* **Short problem**: Records follow. Pull out every line that contains "JSON".

+ + + + +

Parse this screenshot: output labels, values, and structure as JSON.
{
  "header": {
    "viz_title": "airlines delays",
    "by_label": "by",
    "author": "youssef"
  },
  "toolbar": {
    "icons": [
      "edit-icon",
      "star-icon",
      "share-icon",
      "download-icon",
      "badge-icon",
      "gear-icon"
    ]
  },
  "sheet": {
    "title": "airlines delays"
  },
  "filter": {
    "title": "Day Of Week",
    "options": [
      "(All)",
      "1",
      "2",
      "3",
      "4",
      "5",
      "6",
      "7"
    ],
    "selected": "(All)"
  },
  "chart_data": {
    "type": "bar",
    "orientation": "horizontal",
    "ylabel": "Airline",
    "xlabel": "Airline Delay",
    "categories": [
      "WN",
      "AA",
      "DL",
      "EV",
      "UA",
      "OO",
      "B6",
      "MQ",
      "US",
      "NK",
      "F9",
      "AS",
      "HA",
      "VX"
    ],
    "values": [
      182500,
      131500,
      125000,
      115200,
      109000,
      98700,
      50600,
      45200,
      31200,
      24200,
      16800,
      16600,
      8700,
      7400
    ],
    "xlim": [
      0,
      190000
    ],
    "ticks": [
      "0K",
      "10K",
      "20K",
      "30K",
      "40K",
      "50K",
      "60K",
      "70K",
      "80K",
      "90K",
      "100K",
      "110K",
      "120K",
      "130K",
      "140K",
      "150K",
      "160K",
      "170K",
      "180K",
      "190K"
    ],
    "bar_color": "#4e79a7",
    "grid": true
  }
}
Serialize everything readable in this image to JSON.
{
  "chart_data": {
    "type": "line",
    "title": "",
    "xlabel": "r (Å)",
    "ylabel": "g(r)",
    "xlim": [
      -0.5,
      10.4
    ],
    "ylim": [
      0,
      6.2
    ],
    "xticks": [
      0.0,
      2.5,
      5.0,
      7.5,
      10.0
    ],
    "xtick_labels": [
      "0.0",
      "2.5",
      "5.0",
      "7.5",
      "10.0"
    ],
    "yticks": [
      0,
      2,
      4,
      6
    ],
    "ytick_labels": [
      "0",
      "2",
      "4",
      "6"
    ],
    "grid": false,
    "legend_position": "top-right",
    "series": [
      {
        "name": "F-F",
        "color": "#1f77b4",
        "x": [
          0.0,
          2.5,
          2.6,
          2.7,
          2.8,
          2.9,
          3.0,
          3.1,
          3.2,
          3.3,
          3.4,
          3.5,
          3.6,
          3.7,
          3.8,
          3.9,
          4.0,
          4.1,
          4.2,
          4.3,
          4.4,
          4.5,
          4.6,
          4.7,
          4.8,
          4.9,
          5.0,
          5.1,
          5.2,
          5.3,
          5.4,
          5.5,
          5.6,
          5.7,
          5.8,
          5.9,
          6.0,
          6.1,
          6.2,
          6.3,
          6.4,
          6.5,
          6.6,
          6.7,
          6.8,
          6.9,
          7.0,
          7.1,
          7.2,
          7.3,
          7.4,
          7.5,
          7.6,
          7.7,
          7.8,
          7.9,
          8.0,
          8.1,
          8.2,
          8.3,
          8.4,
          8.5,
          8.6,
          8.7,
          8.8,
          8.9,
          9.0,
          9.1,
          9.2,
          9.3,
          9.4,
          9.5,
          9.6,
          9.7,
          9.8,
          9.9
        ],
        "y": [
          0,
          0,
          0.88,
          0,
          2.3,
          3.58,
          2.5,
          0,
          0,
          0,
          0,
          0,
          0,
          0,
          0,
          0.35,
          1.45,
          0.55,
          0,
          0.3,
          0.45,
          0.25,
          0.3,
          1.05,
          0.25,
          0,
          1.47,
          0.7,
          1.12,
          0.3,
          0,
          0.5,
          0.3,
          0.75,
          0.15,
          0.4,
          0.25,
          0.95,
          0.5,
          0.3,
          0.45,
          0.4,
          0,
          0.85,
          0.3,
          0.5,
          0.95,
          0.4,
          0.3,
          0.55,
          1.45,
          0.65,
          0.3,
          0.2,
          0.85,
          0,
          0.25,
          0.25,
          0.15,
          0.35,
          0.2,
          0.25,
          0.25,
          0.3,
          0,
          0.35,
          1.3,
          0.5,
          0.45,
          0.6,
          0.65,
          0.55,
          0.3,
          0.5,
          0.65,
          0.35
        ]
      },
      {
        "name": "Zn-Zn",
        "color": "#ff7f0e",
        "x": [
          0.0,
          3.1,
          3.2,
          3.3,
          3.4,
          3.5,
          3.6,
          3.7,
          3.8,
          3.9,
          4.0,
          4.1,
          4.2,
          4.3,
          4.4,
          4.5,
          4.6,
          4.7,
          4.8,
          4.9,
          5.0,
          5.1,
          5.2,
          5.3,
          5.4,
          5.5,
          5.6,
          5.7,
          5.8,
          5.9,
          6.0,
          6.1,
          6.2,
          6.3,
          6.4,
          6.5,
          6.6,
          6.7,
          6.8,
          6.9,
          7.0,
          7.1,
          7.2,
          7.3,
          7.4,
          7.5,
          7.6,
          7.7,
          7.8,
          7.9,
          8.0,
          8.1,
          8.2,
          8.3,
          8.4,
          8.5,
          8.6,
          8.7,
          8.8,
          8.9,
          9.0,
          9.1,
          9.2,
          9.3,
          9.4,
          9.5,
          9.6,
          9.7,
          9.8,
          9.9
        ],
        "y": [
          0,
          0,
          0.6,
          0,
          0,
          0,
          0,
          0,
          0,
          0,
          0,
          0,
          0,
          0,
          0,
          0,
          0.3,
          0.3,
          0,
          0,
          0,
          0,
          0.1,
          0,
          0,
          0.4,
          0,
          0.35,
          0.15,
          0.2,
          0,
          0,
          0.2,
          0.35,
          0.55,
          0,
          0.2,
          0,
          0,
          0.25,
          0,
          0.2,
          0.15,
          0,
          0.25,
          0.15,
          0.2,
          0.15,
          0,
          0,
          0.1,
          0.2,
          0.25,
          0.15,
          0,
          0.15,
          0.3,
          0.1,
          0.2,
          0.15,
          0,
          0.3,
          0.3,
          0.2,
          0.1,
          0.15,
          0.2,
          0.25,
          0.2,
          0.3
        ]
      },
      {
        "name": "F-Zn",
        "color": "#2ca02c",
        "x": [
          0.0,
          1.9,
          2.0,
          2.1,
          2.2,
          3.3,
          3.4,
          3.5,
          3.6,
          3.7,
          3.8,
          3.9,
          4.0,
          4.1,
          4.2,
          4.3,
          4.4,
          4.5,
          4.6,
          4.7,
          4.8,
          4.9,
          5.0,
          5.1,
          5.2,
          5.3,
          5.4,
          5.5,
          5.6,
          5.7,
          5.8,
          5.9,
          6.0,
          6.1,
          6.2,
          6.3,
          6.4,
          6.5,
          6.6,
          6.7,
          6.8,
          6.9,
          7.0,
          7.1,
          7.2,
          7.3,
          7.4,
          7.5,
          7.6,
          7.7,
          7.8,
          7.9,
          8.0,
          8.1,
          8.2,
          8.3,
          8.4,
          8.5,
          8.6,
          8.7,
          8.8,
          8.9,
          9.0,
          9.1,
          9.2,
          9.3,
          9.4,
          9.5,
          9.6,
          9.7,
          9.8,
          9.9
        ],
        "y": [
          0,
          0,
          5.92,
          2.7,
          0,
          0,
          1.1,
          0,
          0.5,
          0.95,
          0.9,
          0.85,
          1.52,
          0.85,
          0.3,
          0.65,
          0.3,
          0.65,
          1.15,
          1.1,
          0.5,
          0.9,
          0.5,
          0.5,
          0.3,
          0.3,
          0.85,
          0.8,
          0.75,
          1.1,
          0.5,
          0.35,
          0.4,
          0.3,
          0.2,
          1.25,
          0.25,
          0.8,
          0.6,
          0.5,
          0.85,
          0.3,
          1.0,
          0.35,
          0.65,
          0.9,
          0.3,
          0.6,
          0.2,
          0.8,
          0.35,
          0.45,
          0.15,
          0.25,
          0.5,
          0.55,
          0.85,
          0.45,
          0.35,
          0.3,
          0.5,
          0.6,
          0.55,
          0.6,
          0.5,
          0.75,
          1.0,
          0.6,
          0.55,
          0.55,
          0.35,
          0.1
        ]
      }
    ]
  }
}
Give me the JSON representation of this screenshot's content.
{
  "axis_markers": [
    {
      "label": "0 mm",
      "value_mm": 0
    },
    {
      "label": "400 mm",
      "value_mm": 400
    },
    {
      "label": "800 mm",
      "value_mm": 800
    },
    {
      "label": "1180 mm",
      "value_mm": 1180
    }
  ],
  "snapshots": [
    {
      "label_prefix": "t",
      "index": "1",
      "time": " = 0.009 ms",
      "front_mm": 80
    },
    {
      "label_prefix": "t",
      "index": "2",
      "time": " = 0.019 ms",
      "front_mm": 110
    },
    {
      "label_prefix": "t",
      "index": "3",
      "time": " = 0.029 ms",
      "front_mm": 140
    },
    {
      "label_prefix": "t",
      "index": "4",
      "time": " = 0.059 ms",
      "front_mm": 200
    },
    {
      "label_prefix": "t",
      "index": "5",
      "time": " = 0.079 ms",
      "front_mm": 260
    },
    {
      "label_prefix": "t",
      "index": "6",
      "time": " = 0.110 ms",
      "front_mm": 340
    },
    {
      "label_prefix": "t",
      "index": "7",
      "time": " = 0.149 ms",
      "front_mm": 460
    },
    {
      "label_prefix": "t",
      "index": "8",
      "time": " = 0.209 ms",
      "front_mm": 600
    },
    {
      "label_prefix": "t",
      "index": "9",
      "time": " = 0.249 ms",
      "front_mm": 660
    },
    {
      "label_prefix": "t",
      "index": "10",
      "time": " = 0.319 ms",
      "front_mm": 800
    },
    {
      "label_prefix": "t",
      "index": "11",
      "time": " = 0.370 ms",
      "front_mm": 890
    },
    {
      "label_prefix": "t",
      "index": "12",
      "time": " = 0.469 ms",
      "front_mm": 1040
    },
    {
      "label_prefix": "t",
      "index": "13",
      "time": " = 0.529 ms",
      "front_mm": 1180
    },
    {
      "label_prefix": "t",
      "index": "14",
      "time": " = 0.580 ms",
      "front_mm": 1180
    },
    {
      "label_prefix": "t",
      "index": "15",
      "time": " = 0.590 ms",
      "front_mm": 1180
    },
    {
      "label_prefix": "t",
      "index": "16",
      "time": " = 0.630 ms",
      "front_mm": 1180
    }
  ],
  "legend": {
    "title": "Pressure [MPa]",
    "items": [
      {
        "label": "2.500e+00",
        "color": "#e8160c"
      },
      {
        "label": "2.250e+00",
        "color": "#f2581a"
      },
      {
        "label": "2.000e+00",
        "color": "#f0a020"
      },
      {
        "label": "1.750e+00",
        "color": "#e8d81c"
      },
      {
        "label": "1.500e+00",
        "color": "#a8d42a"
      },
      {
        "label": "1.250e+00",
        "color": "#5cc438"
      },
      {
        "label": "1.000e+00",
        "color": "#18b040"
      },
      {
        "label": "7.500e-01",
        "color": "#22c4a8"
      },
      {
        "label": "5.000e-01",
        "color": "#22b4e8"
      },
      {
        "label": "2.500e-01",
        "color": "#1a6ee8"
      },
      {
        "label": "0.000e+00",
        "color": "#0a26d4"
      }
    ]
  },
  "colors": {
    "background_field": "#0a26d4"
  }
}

+ + + + +

* **Response to this task**:
Parse this screenshot: output labels, values, and structure as JSON.
Serialize everything readable in this image to JSON.
Give me the JSON representation of this screenshot's content.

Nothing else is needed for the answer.